### Exercise details
Every entry below must appear again, exactly as written.

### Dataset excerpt
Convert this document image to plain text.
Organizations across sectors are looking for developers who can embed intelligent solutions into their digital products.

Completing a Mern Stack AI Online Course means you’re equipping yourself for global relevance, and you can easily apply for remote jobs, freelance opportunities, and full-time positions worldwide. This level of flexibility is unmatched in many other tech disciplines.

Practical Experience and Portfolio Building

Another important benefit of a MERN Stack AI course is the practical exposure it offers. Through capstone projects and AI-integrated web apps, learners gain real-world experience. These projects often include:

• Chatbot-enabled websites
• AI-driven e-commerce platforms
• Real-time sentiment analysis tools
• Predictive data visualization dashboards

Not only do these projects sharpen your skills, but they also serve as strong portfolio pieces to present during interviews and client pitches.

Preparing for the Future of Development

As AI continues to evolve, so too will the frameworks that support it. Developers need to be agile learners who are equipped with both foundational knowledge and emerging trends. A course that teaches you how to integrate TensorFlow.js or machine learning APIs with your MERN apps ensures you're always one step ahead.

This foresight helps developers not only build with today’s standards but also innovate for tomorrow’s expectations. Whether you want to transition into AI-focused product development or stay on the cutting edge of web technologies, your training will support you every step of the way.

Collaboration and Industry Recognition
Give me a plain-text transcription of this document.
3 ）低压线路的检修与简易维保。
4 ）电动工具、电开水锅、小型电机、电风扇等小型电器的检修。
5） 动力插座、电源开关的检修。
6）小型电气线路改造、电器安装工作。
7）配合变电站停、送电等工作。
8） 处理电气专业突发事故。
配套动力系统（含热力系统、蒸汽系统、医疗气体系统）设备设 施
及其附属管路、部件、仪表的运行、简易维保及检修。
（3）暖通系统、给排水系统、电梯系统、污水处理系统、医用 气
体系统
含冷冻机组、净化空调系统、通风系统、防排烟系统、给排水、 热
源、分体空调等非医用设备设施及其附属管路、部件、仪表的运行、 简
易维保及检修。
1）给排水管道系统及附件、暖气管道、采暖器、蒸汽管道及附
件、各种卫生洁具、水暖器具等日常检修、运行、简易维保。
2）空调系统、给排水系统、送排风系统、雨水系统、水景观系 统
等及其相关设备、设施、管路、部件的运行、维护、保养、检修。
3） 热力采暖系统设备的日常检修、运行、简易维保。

### Full solution
Convert this document image to plain text.
Organizations across sectors are looking for developers who can embed intelligent solutions into their digital products.

Completing a Mern Stack AI Online Course means you’re equipping yourself for global relevance, and you can easily apply for remote jobs, freelance opportunities, and full-time positions worldwide. This level of flexibility is unmatched in many other tech disciplines.

Practical Experience and Portfolio Building

Another important benefit of a MERN Stack AI course is the practical exposure it offers. Through capstone projects and AI-integrated web apps, learners gain real-world experience. These projects often include:

• Chatbot-enabled websites
• AI-driven e-commerce platforms
• Real-time sentiment analysis tools
• Predictive data visualization dashboards

Not only do these projects sharpen your skills, but they also serve as strong portfolio pieces to present during interviews and client pitches.

Preparing for the Future of Development

As AI continues to evolve, so too will the frameworks that support it. Developers need to be agile learners who are equipped with both foundational knowledge and emerging trends. A course that teaches you how to integrate TensorFlow.js or machine learning APIs with your MERN apps ensures you're always one step ahead.

This foresight helps developers not only build with today’s standards but also innovate for tomorrow’s expectations. Whether you want to transition into AI-focused product development or stay on the cutting edge of web technologies, your training will support you every step of the way.

Collaboration and Industry Recognition
Give me a plain-text transcription of this document.
3 ）低压线路的检修与简易维保。
4 ）电动工具、电开水锅、小型电机、电风扇等小型电器的检修。
5） 动力插座、电源开关的检修。
6）小型电气线路改造、电器安装工作。
7）配合变电站停、送电等工作。
8） 处理电气专业突发事故。
配套动力系统（含热力系统、蒸汽系统、医疗气体系统）设备设 施
及其附属管路、部件、仪表的运行、简易维保及检修。
（3）暖通系统、给排水系统、电梯系统、污水处理系统、医用 气
体系统
含冷冻机组、净化空调系统、通风系统、防排烟系统、给排水、 热
源、分体空调等非医用设备设施及其附属管路、部件、仪表的运行、 简
易维保及检修。
1）给排水管道系统及附件、暖气管道、采暖器、蒸汽管道及附
件、各种卫生洁具、水暖器具等日常检修、运行、简易维保。
2）空调系统、给排水系统、送排风系统、雨水系统、水景观系 统
等及其相关设备、设施、管路、部件的运行、维护、保养、检修。
3） 热力采暖系统设备的日常检修、运行、简易维保。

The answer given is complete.